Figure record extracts
+ + + + + + +

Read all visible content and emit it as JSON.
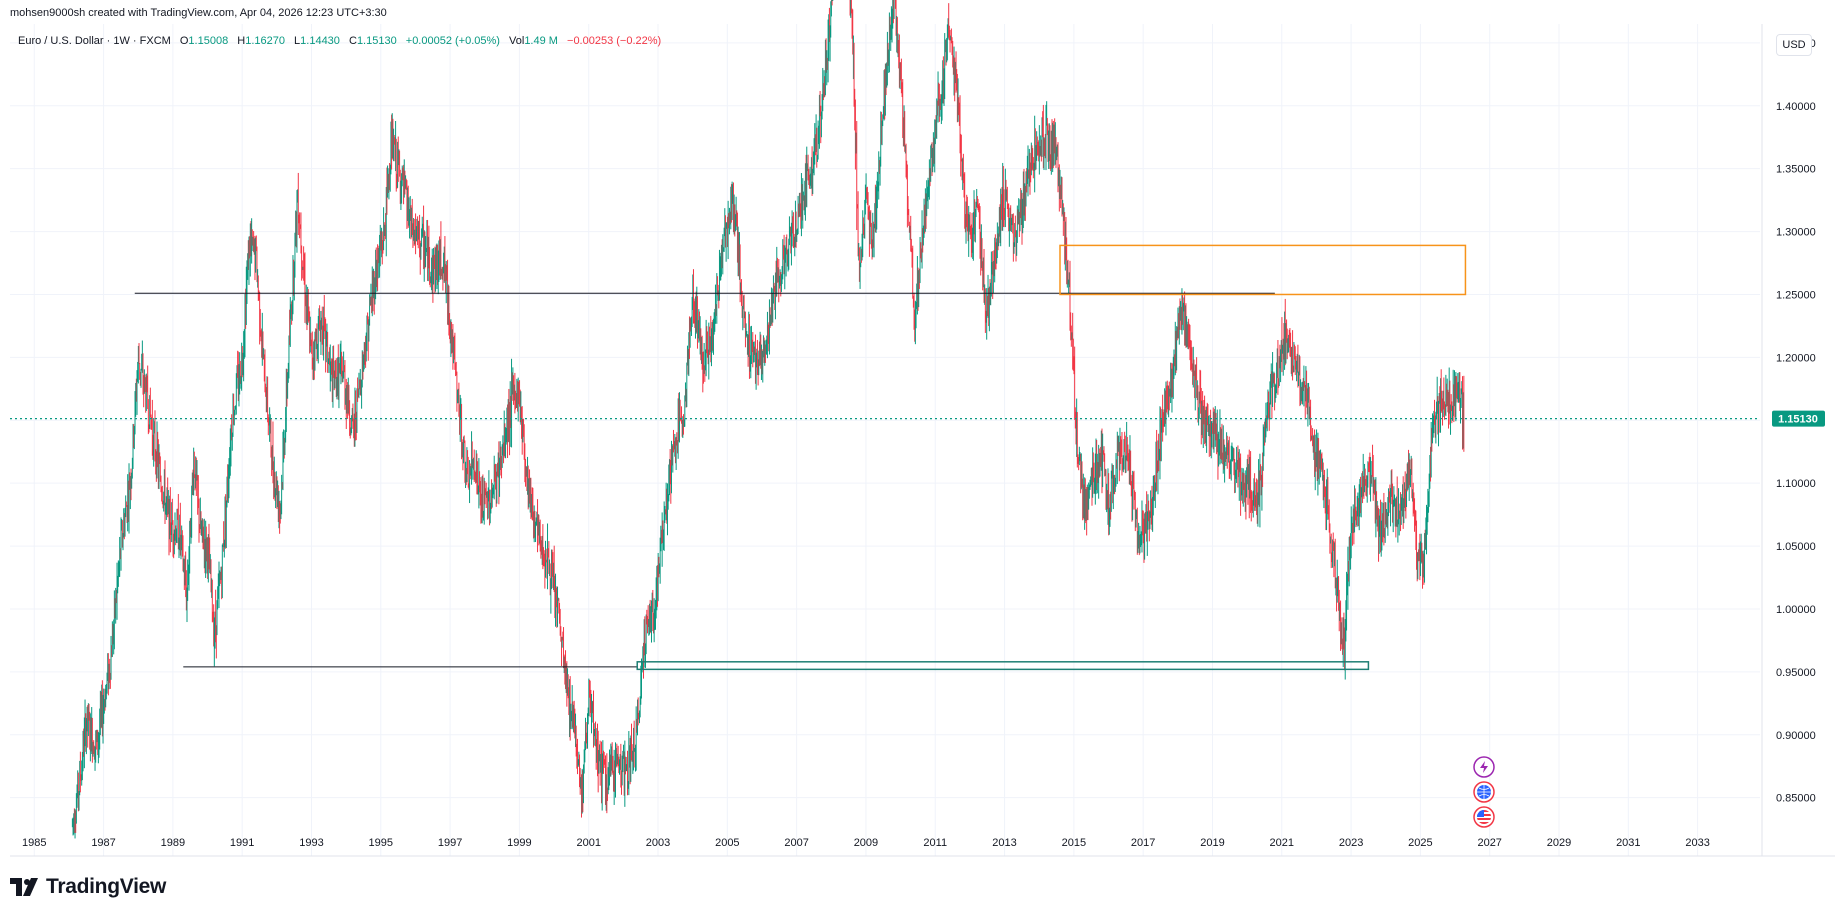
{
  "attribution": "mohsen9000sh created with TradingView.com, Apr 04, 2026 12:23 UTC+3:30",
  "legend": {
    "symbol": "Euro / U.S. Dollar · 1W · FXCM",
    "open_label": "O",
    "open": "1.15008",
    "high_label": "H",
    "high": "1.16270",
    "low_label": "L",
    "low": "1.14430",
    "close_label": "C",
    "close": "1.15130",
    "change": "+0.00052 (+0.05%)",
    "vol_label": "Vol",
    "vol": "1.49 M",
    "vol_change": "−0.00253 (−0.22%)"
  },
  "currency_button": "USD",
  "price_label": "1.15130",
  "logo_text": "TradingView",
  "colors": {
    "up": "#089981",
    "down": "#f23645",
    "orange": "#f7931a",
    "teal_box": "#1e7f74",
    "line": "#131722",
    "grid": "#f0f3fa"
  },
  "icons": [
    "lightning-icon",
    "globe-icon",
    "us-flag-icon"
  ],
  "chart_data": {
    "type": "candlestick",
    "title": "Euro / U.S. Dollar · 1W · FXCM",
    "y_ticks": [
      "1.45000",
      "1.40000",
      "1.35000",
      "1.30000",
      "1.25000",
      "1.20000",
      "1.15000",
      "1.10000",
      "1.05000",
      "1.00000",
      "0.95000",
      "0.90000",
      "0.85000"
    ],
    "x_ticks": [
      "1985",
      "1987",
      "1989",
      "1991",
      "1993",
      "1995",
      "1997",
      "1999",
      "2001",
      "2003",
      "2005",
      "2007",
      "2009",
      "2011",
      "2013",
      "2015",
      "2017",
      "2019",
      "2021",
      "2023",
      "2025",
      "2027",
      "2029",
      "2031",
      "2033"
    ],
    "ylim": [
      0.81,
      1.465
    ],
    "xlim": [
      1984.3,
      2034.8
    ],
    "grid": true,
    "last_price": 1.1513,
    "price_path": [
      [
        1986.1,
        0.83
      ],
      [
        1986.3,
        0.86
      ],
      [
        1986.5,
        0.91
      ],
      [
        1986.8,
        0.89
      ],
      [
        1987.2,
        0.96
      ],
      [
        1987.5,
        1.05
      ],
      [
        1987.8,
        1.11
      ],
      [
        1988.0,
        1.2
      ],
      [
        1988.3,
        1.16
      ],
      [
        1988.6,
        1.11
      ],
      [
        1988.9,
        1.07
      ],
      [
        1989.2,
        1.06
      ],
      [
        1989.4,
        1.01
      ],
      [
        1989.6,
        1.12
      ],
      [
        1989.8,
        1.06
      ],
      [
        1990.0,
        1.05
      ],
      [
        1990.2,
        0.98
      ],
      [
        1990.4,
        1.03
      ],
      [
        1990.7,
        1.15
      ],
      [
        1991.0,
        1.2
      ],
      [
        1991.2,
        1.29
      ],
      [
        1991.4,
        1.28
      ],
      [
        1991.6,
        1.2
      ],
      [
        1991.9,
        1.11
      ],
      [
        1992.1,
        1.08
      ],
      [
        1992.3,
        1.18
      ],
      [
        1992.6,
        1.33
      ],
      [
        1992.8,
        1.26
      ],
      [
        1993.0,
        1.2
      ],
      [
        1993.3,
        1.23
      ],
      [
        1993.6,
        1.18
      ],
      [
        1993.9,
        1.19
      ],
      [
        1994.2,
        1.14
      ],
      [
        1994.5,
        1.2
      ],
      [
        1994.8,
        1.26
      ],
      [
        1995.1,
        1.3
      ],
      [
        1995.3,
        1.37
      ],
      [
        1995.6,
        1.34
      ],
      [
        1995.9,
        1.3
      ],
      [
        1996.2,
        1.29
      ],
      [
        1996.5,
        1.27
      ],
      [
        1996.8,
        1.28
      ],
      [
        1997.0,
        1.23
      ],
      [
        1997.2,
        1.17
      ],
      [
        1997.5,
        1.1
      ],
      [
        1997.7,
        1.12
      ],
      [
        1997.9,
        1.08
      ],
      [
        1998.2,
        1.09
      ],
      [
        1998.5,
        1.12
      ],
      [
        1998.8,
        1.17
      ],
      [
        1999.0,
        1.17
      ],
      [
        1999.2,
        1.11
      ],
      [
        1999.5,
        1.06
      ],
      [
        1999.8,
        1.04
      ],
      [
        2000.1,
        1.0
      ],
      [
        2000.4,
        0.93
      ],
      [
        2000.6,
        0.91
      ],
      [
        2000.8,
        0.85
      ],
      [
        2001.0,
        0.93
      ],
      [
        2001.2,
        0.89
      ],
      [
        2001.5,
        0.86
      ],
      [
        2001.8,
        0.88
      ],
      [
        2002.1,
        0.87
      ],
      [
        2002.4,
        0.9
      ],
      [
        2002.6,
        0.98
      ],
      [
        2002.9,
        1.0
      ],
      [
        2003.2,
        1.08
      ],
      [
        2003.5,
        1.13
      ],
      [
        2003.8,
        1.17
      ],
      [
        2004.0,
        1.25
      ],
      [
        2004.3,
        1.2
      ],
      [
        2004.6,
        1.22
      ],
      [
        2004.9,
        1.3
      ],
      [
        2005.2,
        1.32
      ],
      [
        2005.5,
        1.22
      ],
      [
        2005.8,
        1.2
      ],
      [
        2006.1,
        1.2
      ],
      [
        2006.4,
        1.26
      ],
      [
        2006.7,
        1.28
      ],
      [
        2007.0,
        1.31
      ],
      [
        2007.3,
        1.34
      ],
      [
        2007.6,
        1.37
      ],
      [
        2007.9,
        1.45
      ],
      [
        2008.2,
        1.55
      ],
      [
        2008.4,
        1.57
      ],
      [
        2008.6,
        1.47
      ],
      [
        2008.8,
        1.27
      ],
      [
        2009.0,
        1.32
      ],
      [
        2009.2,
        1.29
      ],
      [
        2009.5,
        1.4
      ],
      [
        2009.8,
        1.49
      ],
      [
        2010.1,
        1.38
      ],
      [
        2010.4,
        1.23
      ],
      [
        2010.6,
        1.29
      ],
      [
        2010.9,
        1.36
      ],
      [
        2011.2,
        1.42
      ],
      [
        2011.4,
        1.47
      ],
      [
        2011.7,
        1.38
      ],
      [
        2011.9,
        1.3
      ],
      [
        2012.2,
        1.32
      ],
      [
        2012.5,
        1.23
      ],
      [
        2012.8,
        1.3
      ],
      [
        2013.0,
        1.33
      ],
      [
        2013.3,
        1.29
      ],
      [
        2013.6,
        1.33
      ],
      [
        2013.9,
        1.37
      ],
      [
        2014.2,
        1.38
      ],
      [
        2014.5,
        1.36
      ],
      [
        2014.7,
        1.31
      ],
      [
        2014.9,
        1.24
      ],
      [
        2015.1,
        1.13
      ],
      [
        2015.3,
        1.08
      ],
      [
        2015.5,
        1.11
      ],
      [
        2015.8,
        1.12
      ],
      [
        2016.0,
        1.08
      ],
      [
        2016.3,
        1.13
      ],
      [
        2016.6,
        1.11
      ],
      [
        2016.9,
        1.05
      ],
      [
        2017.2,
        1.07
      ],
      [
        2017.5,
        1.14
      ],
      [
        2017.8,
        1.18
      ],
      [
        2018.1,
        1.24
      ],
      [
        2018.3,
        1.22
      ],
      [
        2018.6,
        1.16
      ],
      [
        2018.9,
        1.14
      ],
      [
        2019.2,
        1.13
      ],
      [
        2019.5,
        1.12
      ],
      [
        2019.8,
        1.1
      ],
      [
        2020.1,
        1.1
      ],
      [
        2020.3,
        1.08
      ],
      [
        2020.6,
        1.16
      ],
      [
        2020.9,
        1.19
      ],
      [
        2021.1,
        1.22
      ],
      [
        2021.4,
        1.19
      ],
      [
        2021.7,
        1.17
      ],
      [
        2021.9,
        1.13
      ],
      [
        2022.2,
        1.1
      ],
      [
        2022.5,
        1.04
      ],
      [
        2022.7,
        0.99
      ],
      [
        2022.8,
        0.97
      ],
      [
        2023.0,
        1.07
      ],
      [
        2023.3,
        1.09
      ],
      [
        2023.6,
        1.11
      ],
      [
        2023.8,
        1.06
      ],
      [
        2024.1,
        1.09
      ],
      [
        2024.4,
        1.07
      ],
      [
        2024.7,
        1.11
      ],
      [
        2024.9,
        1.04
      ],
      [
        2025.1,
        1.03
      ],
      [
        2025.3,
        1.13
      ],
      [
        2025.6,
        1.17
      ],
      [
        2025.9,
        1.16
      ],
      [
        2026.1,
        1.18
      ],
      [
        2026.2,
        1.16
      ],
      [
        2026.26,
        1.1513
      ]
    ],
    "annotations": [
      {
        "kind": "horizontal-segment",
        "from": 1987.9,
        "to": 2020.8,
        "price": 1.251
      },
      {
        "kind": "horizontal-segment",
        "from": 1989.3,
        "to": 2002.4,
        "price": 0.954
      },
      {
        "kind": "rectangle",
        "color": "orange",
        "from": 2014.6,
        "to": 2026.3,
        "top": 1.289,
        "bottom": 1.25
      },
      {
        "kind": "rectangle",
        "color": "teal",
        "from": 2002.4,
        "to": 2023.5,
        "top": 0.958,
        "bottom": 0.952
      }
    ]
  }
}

+ + + + + + +

Problem details:
Return only the number of lines in the data above that include the word "TradingView".

Completed exercise:
2